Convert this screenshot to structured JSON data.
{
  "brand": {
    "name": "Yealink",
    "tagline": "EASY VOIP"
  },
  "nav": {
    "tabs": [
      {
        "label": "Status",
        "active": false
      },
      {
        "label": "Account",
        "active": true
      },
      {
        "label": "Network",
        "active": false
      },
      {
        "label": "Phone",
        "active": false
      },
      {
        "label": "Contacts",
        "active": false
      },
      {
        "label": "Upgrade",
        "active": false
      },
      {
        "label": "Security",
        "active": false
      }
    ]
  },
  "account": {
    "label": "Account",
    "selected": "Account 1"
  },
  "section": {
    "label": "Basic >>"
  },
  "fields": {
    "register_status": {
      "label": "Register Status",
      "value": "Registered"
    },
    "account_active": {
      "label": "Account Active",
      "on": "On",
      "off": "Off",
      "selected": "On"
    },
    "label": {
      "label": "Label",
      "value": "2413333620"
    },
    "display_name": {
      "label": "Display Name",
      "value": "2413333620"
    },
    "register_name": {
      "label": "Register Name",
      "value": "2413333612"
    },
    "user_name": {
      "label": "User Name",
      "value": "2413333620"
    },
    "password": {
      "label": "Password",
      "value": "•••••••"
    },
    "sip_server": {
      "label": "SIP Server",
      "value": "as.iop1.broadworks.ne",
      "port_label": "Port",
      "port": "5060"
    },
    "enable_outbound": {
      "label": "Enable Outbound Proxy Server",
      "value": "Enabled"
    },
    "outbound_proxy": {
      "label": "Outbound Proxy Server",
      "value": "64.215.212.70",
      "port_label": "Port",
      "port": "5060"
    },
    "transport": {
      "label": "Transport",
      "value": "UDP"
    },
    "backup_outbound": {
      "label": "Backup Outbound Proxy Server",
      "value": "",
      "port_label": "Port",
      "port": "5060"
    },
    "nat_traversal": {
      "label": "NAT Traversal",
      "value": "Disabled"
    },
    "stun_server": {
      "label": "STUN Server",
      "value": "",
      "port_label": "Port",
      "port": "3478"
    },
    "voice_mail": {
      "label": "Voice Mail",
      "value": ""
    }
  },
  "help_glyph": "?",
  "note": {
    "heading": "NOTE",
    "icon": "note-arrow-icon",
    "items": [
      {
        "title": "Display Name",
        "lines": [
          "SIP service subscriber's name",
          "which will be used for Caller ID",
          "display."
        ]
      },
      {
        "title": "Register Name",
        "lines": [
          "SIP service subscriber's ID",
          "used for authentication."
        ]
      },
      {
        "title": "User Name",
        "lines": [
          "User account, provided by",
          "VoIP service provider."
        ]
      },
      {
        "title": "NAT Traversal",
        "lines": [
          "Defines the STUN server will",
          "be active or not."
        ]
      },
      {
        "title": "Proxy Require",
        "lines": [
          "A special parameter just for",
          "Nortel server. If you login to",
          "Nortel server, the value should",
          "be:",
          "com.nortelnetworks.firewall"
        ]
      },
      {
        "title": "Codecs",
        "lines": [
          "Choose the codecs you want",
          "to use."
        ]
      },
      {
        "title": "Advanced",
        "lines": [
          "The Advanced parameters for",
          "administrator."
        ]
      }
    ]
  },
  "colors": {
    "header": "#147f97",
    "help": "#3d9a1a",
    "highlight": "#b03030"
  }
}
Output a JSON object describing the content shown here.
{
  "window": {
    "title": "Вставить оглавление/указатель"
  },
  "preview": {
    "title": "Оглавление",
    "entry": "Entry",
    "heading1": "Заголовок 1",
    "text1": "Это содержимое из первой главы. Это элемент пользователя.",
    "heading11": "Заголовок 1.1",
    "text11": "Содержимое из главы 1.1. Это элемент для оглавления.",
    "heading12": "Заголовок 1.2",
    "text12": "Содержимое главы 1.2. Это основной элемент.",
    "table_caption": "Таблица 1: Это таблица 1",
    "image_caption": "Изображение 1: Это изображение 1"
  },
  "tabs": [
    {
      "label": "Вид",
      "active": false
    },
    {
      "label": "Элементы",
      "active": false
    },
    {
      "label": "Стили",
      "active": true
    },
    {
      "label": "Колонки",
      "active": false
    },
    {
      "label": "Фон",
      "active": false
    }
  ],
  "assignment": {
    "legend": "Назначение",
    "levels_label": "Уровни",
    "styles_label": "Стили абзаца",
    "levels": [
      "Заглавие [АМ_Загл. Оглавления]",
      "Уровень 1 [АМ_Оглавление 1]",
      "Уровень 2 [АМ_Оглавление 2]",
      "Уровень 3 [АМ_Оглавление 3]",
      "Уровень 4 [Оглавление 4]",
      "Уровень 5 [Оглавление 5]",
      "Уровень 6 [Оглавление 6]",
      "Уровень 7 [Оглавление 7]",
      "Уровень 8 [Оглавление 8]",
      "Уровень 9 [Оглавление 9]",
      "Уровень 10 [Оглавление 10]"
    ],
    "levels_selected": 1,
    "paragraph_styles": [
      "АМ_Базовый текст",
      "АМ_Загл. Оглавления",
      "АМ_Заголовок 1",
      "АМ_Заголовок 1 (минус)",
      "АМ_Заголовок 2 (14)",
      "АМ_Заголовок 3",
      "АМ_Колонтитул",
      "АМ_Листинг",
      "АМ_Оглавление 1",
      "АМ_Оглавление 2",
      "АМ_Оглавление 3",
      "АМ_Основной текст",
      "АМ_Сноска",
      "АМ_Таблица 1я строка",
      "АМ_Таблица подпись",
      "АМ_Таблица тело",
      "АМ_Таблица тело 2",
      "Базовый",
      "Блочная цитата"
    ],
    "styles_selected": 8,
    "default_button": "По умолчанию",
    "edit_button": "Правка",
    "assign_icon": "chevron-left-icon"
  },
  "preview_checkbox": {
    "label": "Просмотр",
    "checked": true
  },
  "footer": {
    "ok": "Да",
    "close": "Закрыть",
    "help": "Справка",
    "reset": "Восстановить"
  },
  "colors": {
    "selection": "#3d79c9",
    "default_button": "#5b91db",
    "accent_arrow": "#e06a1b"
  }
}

☆ ☆ ☆ ☆

> [EXERCISE DESCRIPTION]: Extract all the material, leaving every line as it is.

> [CORRECT RESPONSE]:
Convert this screenshot to structured JSON data.
{
  "brand": {
    "name": "Yealink",
    "tagline": "EASY VOIP"
  },
  "nav": {
    "tabs": [
      {
        "label": "Status",
        "active": false
      },
      {
        "label": "Account",
        "active": true
      },
      {
        "label": "Network",
        "active": false
      },
      {
        "label": "Phone",
        "active": false
      },
      {
        "label": "Contacts",
        "active": false
      },
      {
        "label": "Upgrade",
        "active": false
      },
      {
        "label": "Security",
        "active": false
      }
    ]
  },
  "account": {
    "label": "Account",
    "selected": "Account 1"
  },
  "section": {
    "label": "Basic >>"
  },
  "fields": {
    "register_status": {
      "label": "Register Status",
      "value": "Registered"
    },
    "account_active": {
      "label": "Account Active",
      "on": "On",
      "off": "Off",
      "selected": "On"
    },
    "label": {
      "label": "Label",
      "value": "2413333620"
    },
    "display_name": {
      "label": "Display Name",
      "value": "2413333620"
    },
    "register_name": {
      "label": "Register Name",
      "value": "2413333612"
    },
    "user_name": {
      "label": "User Name",
      "value": "2413333620"
    },
    "password": {
      "label": "Password",
      "value": "•••••••"
    },
    "sip_server": {
      "label": "SIP Server",
      "value": "as.iop1.broadworks.ne",
      "port_label": "Port",
      "port": "5060"
    },
    "enable_outbound": {
      "label": "Enable Outbound Proxy Server",
      "value": "Enabled"
    },
    "outbound_proxy": {
      "label": "Outbound Proxy Server",
      "value": "64.215.212.70",
      "port_label": "Port",
      "port": "5060"
    },
    "transport": {
      "label": "Transport",
      "value": "UDP"
    },
    "backup_outbound": {
      "label": "Backup Outbound Proxy Server",
      "value": "",
      "port_label": "Port",
      "port": "5060"
    },
    "nat_traversal": {
      "label": "NAT Traversal",
      "value": "Disabled"
    },
    "stun_server": {
      "label": "STUN Server",
      "value": "",
      "port_label": "Port",
      "port": "3478"
    },
    "voice_mail": {
      "label": "Voice Mail",
      "value": ""
    }
  },
  "help_glyph": "?",
  "note": {
    "heading": "NOTE",
    "icon": "note-arrow-icon",
    "items": [
      {
        "title": "Display Name",
        "lines": [
          "SIP service subscriber's name",
          "which will be used for Caller ID",
          "display."
        ]
      },
      {
        "title": "Register Name",
        "lines": [
          "SIP service subscriber's ID",
          "used for authentication."
        ]
      },
      {
        "title": "User Name",
        "lines": [
          "User account, provided by",
          "VoIP service provider."
        ]
      },
      {
        "title": "NAT Traversal",
        "lines": [
          "Defines the STUN server will",
          "be active or not."
        ]
      },
      {
        "title": "Proxy Require",
        "lines": [
          "A special parameter just for",
          "Nortel server. If you login to",
          "Nortel server, the value should",
          "be:",
          "com.nortelnetworks.firewall"
        ]
      },
      {
        "title": "Codecs",
        "lines": [
          "Choose the codecs you want",
          "to use."
        ]
      },
      {
        "title": "Advanced",
        "lines": [
          "The Advanced parameters for",
          "administrator."
        ]
      }
    ]
  },
  "colors": {
    "header": "#147f97",
    "help": "#3d9a1a",
    "highlight": "#b03030"
  }
}
Output a JSON object describing the content shown here.
{
  "window": {
    "title": "Вставить оглавление/указатель"
  },
  "preview": {
    "title": "Оглавление",
    "entry": "Entry",
    "heading1": "Заголовок 1",
    "text1": "Это содержимое из первой главы. Это элемент пользователя.",
    "heading11": "Заголовок 1.1",
    "text11": "Содержимое из главы 1.1. Это элемент для оглавления.",
    "heading12": "Заголовок 1.2",
    "text12": "Содержимое главы 1.2. Это основной элемент.",
    "table_caption": "Таблица 1: Это таблица 1",
    "image_caption": "Изображение 1: Это изображение 1"
  },
  "tabs": [
    {
      "label": "Вид",
      "active": false
    },
    {
      "label": "Элементы",
      "active": false
    },
    {
      "label": "Стили",
      "active": true
    },
    {
      "label": "Колонки",
      "active": false
    },
    {
      "label": "Фон",
      "active": false
    }
  ],
  "assignment": {
    "legend": "Назначение",
    "levels_label": "Уровни",
    "styles_label": "Стили абзаца",
    "levels": [
      "Заглавие [АМ_Загл. Оглавления]",
      "Уровень 1 [АМ_Оглавление 1]",
      "Уровень 2 [АМ_Оглавление 2]",
      "Уровень 3 [АМ_Оглавление 3]",
      "Уровень 4 [Оглавление 4]",
      "Уровень 5 [Оглавление 5]",
      "Уровень 6 [Оглавление 6]",
      "Уровень 7 [Оглавление 7]",
      "Уровень 8 [Оглавление 8]",
      "Уровень 9 [Оглавление 9]",
      "Уровень 10 [Оглавление 10]"
    ],
    "levels_selected": 1,
    "paragraph_styles": [
      "АМ_Базовый текст",
      "АМ_Загл. Оглавления",
      "АМ_Заголовок 1",
      "АМ_Заголовок 1 (минус)",
      "АМ_Заголовок 2 (14)",
      "АМ_Заголовок 3",
      "АМ_Колонтитул",
      "АМ_Листинг",
      "АМ_Оглавление 1",
      "АМ_Оглавление 2",
      "АМ_Оглавление 3",
      "АМ_Основной текст",
      "АМ_Сноска",
      "АМ_Таблица 1я строка",
      "АМ_Таблица подпись",
      "АМ_Таблица тело",
      "АМ_Таблица тело 2",
      "Базовый",
      "Блочная цитата"
    ],
    "styles_selected": 8,
    "default_button": "По умолчанию",
    "edit_button": "Правка",
    "assign_icon": "chevron-left-icon"
  },
  "preview_checkbox": {
    "label": "Просмотр",
    "checked": true
  },
  "footer": {
    "ok": "Да",
    "close": "Закрыть",
    "help": "Справка",
    "reset": "Восстановить"
  },
  "colors": {
    "selection": "#3d79c9",
    "default_button": "#5b91db",
    "accent_arrow": "#e06a1b"
  }
}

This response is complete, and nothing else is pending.